- Required work
Rewrite everything from the start of the listing down to the line containing "area-load-table bbox=[127, 905, 817, 1217]", with "table-cell" changed to "data-cell" wherever it appears. Keep all other text the same, and return only those lines.

- Material for this exercise
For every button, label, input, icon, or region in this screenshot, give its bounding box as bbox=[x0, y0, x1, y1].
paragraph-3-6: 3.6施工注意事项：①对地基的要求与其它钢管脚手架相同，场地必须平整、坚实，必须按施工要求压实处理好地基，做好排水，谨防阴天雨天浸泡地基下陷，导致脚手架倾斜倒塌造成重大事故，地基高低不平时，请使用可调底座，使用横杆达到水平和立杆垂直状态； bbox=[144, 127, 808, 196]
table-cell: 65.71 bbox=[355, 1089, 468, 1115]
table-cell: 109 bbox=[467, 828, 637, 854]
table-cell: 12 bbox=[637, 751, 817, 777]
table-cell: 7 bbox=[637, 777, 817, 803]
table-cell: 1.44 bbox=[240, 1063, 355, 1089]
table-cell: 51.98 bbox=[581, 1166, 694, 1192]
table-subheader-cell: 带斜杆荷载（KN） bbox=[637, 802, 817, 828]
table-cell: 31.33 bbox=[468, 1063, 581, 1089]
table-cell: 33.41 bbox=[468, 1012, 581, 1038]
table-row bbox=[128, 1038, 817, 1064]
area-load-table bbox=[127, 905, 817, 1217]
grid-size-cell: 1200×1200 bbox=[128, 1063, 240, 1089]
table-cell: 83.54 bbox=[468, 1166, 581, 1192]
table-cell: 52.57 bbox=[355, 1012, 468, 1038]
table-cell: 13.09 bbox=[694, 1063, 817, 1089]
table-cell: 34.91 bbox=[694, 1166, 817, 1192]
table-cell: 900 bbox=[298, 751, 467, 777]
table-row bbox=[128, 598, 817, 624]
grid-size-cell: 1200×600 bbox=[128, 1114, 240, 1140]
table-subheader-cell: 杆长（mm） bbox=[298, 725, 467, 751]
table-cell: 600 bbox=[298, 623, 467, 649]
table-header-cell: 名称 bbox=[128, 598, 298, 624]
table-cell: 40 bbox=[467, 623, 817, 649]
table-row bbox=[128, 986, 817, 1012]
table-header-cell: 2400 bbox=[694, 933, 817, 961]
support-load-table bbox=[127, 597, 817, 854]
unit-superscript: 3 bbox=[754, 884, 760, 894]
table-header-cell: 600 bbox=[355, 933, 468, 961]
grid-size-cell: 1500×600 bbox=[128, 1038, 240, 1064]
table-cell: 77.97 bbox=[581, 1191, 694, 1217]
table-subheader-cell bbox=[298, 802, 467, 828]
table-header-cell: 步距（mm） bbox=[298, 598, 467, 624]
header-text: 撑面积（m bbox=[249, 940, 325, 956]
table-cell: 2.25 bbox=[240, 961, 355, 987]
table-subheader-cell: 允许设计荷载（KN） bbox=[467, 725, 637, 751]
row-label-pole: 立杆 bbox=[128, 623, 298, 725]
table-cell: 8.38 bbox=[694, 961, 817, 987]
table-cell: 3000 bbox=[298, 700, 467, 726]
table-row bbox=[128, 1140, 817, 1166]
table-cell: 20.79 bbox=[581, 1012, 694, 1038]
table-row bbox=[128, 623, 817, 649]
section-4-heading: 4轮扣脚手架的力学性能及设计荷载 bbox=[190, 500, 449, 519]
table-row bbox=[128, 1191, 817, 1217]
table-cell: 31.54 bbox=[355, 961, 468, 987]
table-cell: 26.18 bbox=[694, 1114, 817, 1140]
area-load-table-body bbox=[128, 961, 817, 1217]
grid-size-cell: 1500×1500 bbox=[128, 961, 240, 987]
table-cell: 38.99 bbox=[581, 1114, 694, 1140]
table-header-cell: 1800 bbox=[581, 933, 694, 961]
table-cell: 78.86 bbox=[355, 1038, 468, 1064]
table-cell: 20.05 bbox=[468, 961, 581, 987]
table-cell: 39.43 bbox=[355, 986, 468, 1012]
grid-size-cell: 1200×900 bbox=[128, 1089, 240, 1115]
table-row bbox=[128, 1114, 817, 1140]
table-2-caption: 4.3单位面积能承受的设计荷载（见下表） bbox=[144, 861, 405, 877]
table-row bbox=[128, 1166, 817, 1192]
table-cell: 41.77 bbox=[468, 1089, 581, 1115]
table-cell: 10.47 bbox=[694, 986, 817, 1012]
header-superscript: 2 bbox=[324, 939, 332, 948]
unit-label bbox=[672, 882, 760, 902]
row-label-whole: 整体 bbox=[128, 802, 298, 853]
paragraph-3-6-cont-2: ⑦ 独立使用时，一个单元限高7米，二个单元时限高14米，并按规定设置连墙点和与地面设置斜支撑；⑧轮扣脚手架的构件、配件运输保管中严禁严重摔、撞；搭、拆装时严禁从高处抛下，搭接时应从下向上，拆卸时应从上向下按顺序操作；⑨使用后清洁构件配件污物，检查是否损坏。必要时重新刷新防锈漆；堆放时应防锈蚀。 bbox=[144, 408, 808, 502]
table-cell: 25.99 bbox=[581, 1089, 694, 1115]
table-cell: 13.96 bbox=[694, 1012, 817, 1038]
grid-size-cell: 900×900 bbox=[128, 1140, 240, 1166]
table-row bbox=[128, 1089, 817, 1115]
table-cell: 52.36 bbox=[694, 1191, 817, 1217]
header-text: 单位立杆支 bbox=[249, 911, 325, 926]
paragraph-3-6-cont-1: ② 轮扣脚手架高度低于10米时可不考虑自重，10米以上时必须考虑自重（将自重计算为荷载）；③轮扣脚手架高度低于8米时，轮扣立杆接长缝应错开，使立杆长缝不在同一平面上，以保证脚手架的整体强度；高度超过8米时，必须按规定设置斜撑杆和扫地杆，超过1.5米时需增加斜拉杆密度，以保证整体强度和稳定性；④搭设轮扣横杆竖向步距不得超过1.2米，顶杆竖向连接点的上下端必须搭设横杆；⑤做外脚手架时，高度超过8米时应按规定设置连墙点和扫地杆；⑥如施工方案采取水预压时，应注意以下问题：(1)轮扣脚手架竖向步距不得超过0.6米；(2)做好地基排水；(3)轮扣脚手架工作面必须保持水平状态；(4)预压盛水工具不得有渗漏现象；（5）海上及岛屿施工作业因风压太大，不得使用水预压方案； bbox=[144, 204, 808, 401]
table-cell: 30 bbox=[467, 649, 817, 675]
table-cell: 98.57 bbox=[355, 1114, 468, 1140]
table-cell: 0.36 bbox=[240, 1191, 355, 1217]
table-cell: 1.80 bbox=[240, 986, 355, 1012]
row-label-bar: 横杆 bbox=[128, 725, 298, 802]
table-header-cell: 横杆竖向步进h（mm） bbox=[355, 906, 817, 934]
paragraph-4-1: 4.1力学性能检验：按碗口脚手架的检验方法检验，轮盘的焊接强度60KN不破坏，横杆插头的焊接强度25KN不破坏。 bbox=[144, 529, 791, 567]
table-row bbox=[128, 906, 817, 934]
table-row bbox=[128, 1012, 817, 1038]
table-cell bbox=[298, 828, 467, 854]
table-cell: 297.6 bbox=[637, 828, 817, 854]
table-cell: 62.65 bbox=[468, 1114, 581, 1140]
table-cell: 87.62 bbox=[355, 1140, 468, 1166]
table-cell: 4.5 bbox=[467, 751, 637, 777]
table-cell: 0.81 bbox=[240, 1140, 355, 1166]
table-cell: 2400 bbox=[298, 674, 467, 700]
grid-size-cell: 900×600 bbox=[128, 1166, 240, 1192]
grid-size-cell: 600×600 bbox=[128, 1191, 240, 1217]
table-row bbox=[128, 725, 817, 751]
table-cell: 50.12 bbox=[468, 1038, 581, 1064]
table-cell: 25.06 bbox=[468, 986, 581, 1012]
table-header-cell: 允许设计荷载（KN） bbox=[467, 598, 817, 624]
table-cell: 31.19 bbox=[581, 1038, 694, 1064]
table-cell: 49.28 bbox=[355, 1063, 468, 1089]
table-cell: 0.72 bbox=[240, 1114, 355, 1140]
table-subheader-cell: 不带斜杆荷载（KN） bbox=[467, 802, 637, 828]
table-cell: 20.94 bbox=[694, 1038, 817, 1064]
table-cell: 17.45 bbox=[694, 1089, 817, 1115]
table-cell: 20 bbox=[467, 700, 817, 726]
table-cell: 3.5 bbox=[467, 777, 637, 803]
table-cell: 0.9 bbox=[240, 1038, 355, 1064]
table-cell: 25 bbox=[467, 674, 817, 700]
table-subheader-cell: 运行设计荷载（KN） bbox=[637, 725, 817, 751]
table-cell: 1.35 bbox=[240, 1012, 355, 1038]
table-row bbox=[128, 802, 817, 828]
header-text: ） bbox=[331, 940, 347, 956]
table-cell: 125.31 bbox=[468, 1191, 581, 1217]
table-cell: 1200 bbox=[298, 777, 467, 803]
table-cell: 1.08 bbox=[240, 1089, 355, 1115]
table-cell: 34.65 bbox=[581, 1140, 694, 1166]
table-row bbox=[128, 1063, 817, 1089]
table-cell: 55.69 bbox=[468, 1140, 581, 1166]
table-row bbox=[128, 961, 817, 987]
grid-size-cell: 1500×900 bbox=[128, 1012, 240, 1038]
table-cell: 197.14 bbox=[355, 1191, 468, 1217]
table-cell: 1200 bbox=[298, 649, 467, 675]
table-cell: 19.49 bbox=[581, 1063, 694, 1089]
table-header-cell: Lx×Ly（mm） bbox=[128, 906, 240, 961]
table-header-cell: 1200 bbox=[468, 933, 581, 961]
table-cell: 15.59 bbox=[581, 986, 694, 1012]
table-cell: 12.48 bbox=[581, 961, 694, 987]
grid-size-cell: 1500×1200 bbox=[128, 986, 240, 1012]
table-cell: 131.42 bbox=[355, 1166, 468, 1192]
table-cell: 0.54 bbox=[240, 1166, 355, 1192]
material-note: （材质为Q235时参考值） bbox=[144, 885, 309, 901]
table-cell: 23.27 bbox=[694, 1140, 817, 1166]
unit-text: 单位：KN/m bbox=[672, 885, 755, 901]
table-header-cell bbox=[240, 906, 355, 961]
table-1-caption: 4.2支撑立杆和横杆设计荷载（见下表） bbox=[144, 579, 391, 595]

- Result for this exercise
For every button, label, input, icon, or region in this screenshot, give its bounding box as bbox=[x0, y0, x1, y1].
paragraph-3-6: 3.6施工注意事项：①对地基的要求与其它钢管脚手架相同，场地必须平整、坚实，必须按施工要求压实处理好地基，做好排水，谨防阴天雨天浸泡地基下陷，导致脚手架倾斜倒塌造成重大事故，地基高低不平时，请使用可调底座，使用横杆达到水平和立杆垂直状态； bbox=[144, 127, 808, 196]
data-cell: 65.71 bbox=[355, 1089, 468, 1115]
data-cell: 109 bbox=[467, 828, 637, 854]
data-cell: 12 bbox=[637, 751, 817, 777]
data-cell: 7 bbox=[637, 777, 817, 803]
data-cell: 1.44 bbox=[240, 1063, 355, 1089]
data-cell: 51.98 bbox=[581, 1166, 694, 1192]
table-subheader-cell: 带斜杆荷载（KN） bbox=[637, 802, 817, 828]
data-cell: 31.33 bbox=[468, 1063, 581, 1089]
data-cell: 33.41 bbox=[468, 1012, 581, 1038]
table-row bbox=[128, 1038, 817, 1064]
area-load-table bbox=[127, 905, 817, 1217]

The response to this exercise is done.